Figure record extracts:
— Begin —

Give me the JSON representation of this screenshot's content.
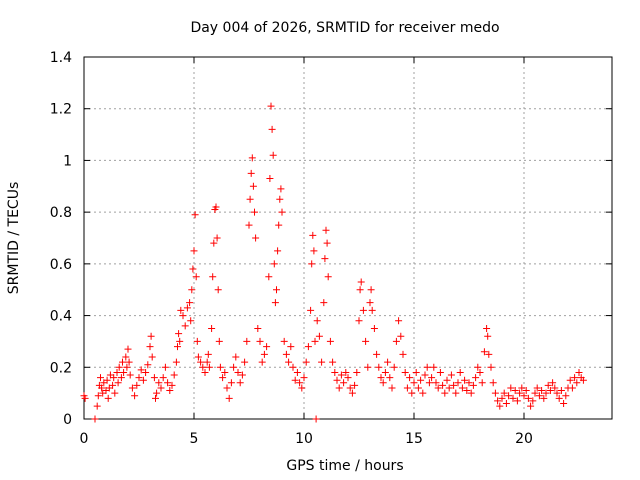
{
  "chart_data": {
    "type": "scatter",
    "title": "Day 004 of 2026, SRMTID for receiver medo",
    "xlabel": "GPS time / hours",
    "ylabel": "SRMTID / TECUs",
    "xlim": [
      0,
      24
    ],
    "ylim": [
      0,
      1.4
    ],
    "x_ticks": [
      0,
      5,
      10,
      15,
      20
    ],
    "x_tick_labels": [
      "0",
      "5",
      "10",
      "15",
      "20"
    ],
    "y_ticks": [
      0,
      0.2,
      0.4,
      0.6,
      0.8,
      1.0,
      1.2,
      1.4
    ],
    "y_tick_labels": [
      "0",
      "0.2",
      "0.4",
      "0.6",
      "0.8",
      "1",
      "1.2",
      "1.4"
    ],
    "grid": true,
    "marker": "plus",
    "color": "#ff0000",
    "series": [
      {
        "name": "SRMTID",
        "points": [
          [
            0.0,
            0.09
          ],
          [
            0.05,
            0.08
          ],
          [
            0.5,
            0.0
          ],
          [
            0.6,
            0.05
          ],
          [
            0.65,
            0.09
          ],
          [
            0.7,
            0.13
          ],
          [
            0.75,
            0.16
          ],
          [
            0.8,
            0.12
          ],
          [
            0.85,
            0.1
          ],
          [
            0.9,
            0.14
          ],
          [
            1.0,
            0.11
          ],
          [
            1.05,
            0.15
          ],
          [
            1.1,
            0.08
          ],
          [
            1.15,
            0.12
          ],
          [
            1.2,
            0.17
          ],
          [
            1.3,
            0.13
          ],
          [
            1.35,
            0.16
          ],
          [
            1.4,
            0.1
          ],
          [
            1.5,
            0.18
          ],
          [
            1.55,
            0.14
          ],
          [
            1.6,
            0.2
          ],
          [
            1.7,
            0.16
          ],
          [
            1.75,
            0.22
          ],
          [
            1.8,
            0.18
          ],
          [
            1.9,
            0.24
          ],
          [
            1.95,
            0.2
          ],
          [
            2.0,
            0.27
          ],
          [
            2.05,
            0.22
          ],
          [
            2.1,
            0.17
          ],
          [
            2.2,
            0.12
          ],
          [
            2.3,
            0.09
          ],
          [
            2.4,
            0.13
          ],
          [
            2.5,
            0.16
          ],
          [
            2.6,
            0.19
          ],
          [
            2.7,
            0.15
          ],
          [
            2.8,
            0.18
          ],
          [
            2.9,
            0.21
          ],
          [
            3.0,
            0.28
          ],
          [
            3.05,
            0.32
          ],
          [
            3.1,
            0.24
          ],
          [
            3.2,
            0.16
          ],
          [
            3.25,
            0.08
          ],
          [
            3.3,
            0.1
          ],
          [
            3.4,
            0.14
          ],
          [
            3.5,
            0.12
          ],
          [
            3.6,
            0.16
          ],
          [
            3.7,
            0.2
          ],
          [
            3.8,
            0.14
          ],
          [
            3.9,
            0.11
          ],
          [
            4.0,
            0.13
          ],
          [
            4.1,
            0.17
          ],
          [
            4.2,
            0.22
          ],
          [
            4.25,
            0.28
          ],
          [
            4.3,
            0.33
          ],
          [
            4.35,
            0.3
          ],
          [
            4.4,
            0.42
          ],
          [
            4.5,
            0.4
          ],
          [
            4.6,
            0.36
          ],
          [
            4.7,
            0.43
          ],
          [
            4.8,
            0.45
          ],
          [
            4.85,
            0.38
          ],
          [
            4.9,
            0.5
          ],
          [
            4.95,
            0.58
          ],
          [
            5.0,
            0.65
          ],
          [
            5.05,
            0.79
          ],
          [
            5.1,
            0.55
          ],
          [
            5.15,
            0.3
          ],
          [
            5.2,
            0.24
          ],
          [
            5.3,
            0.22
          ],
          [
            5.4,
            0.2
          ],
          [
            5.5,
            0.18
          ],
          [
            5.6,
            0.22
          ],
          [
            5.65,
            0.25
          ],
          [
            5.7,
            0.2
          ],
          [
            5.8,
            0.35
          ],
          [
            5.85,
            0.55
          ],
          [
            5.9,
            0.68
          ],
          [
            5.95,
            0.81
          ],
          [
            6.0,
            0.82
          ],
          [
            6.05,
            0.7
          ],
          [
            6.1,
            0.5
          ],
          [
            6.15,
            0.3
          ],
          [
            6.2,
            0.2
          ],
          [
            6.3,
            0.16
          ],
          [
            6.4,
            0.18
          ],
          [
            6.5,
            0.12
          ],
          [
            6.6,
            0.08
          ],
          [
            6.7,
            0.14
          ],
          [
            6.8,
            0.2
          ],
          [
            6.9,
            0.24
          ],
          [
            7.0,
            0.18
          ],
          [
            7.1,
            0.14
          ],
          [
            7.2,
            0.17
          ],
          [
            7.3,
            0.22
          ],
          [
            7.4,
            0.3
          ],
          [
            7.5,
            0.75
          ],
          [
            7.55,
            0.85
          ],
          [
            7.6,
            0.95
          ],
          [
            7.65,
            1.01
          ],
          [
            7.7,
            0.9
          ],
          [
            7.75,
            0.8
          ],
          [
            7.8,
            0.7
          ],
          [
            7.9,
            0.35
          ],
          [
            8.0,
            0.3
          ],
          [
            8.1,
            0.22
          ],
          [
            8.2,
            0.25
          ],
          [
            8.3,
            0.28
          ],
          [
            8.4,
            0.55
          ],
          [
            8.45,
            0.93
          ],
          [
            8.5,
            1.21
          ],
          [
            8.55,
            1.12
          ],
          [
            8.6,
            1.02
          ],
          [
            8.65,
            0.6
          ],
          [
            8.7,
            0.45
          ],
          [
            8.75,
            0.5
          ],
          [
            8.8,
            0.65
          ],
          [
            8.85,
            0.75
          ],
          [
            8.9,
            0.85
          ],
          [
            8.95,
            0.89
          ],
          [
            9.0,
            0.8
          ],
          [
            9.1,
            0.3
          ],
          [
            9.2,
            0.25
          ],
          [
            9.3,
            0.22
          ],
          [
            9.4,
            0.28
          ],
          [
            9.5,
            0.2
          ],
          [
            9.6,
            0.15
          ],
          [
            9.7,
            0.18
          ],
          [
            9.8,
            0.14
          ],
          [
            9.9,
            0.12
          ],
          [
            10.0,
            0.16
          ],
          [
            10.1,
            0.22
          ],
          [
            10.2,
            0.28
          ],
          [
            10.3,
            0.42
          ],
          [
            10.35,
            0.6
          ],
          [
            10.4,
            0.71
          ],
          [
            10.45,
            0.65
          ],
          [
            10.5,
            0.3
          ],
          [
            10.55,
            0.0
          ],
          [
            10.6,
            0.38
          ],
          [
            10.7,
            0.32
          ],
          [
            10.8,
            0.22
          ],
          [
            10.9,
            0.45
          ],
          [
            10.95,
            0.62
          ],
          [
            11.0,
            0.73
          ],
          [
            11.05,
            0.68
          ],
          [
            11.1,
            0.55
          ],
          [
            11.2,
            0.3
          ],
          [
            11.3,
            0.22
          ],
          [
            11.4,
            0.18
          ],
          [
            11.5,
            0.15
          ],
          [
            11.6,
            0.12
          ],
          [
            11.7,
            0.17
          ],
          [
            11.8,
            0.14
          ],
          [
            11.9,
            0.18
          ],
          [
            12.0,
            0.16
          ],
          [
            12.1,
            0.12
          ],
          [
            12.2,
            0.1
          ],
          [
            12.3,
            0.13
          ],
          [
            12.4,
            0.18
          ],
          [
            12.5,
            0.38
          ],
          [
            12.55,
            0.5
          ],
          [
            12.6,
            0.53
          ],
          [
            12.7,
            0.42
          ],
          [
            12.8,
            0.3
          ],
          [
            12.9,
            0.2
          ],
          [
            13.0,
            0.45
          ],
          [
            13.05,
            0.5
          ],
          [
            13.1,
            0.42
          ],
          [
            13.2,
            0.35
          ],
          [
            13.3,
            0.25
          ],
          [
            13.4,
            0.2
          ],
          [
            13.5,
            0.16
          ],
          [
            13.6,
            0.14
          ],
          [
            13.7,
            0.18
          ],
          [
            13.8,
            0.22
          ],
          [
            13.9,
            0.16
          ],
          [
            14.0,
            0.12
          ],
          [
            14.1,
            0.2
          ],
          [
            14.2,
            0.3
          ],
          [
            14.3,
            0.38
          ],
          [
            14.4,
            0.32
          ],
          [
            14.5,
            0.25
          ],
          [
            14.6,
            0.18
          ],
          [
            14.7,
            0.12
          ],
          [
            14.8,
            0.16
          ],
          [
            14.9,
            0.1
          ],
          [
            15.0,
            0.14
          ],
          [
            15.1,
            0.18
          ],
          [
            15.2,
            0.12
          ],
          [
            15.3,
            0.15
          ],
          [
            15.4,
            0.1
          ],
          [
            15.5,
            0.17
          ],
          [
            15.6,
            0.2
          ],
          [
            15.7,
            0.14
          ],
          [
            15.8,
            0.16
          ],
          [
            15.9,
            0.2
          ],
          [
            16.0,
            0.14
          ],
          [
            16.1,
            0.12
          ],
          [
            16.2,
            0.18
          ],
          [
            16.3,
            0.13
          ],
          [
            16.4,
            0.1
          ],
          [
            16.5,
            0.15
          ],
          [
            16.6,
            0.12
          ],
          [
            16.7,
            0.17
          ],
          [
            16.8,
            0.13
          ],
          [
            16.9,
            0.1
          ],
          [
            17.0,
            0.14
          ],
          [
            17.1,
            0.18
          ],
          [
            17.2,
            0.12
          ],
          [
            17.3,
            0.15
          ],
          [
            17.4,
            0.11
          ],
          [
            17.5,
            0.14
          ],
          [
            17.6,
            0.1
          ],
          [
            17.7,
            0.13
          ],
          [
            17.8,
            0.16
          ],
          [
            17.9,
            0.2
          ],
          [
            18.0,
            0.18
          ],
          [
            18.1,
            0.14
          ],
          [
            18.2,
            0.26
          ],
          [
            18.3,
            0.35
          ],
          [
            18.35,
            0.32
          ],
          [
            18.4,
            0.25
          ],
          [
            18.5,
            0.2
          ],
          [
            18.6,
            0.14
          ],
          [
            18.7,
            0.1
          ],
          [
            18.8,
            0.07
          ],
          [
            18.9,
            0.05
          ],
          [
            19.0,
            0.08
          ],
          [
            19.1,
            0.1
          ],
          [
            19.2,
            0.06
          ],
          [
            19.3,
            0.09
          ],
          [
            19.4,
            0.12
          ],
          [
            19.5,
            0.08
          ],
          [
            19.6,
            0.11
          ],
          [
            19.7,
            0.07
          ],
          [
            19.8,
            0.1
          ],
          [
            19.9,
            0.12
          ],
          [
            20.0,
            0.09
          ],
          [
            20.1,
            0.11
          ],
          [
            20.2,
            0.08
          ],
          [
            20.3,
            0.05
          ],
          [
            20.4,
            0.07
          ],
          [
            20.5,
            0.1
          ],
          [
            20.6,
            0.12
          ],
          [
            20.7,
            0.09
          ],
          [
            20.8,
            0.11
          ],
          [
            20.9,
            0.08
          ],
          [
            21.0,
            0.1
          ],
          [
            21.1,
            0.13
          ],
          [
            21.2,
            0.11
          ],
          [
            21.3,
            0.14
          ],
          [
            21.4,
            0.12
          ],
          [
            21.5,
            0.1
          ],
          [
            21.6,
            0.08
          ],
          [
            21.7,
            0.11
          ],
          [
            21.8,
            0.06
          ],
          [
            21.9,
            0.09
          ],
          [
            22.0,
            0.12
          ],
          [
            22.1,
            0.15
          ],
          [
            22.2,
            0.12
          ],
          [
            22.3,
            0.16
          ],
          [
            22.4,
            0.14
          ],
          [
            22.5,
            0.18
          ],
          [
            22.6,
            0.16
          ],
          [
            22.7,
            0.15
          ]
        ]
      }
    ]
  }
}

— End —

REQUIREMENT »
What is the number of lines in the listing above that contain the string "SRMTID"? Give only the number.

COMPLETE RESPONSE »
3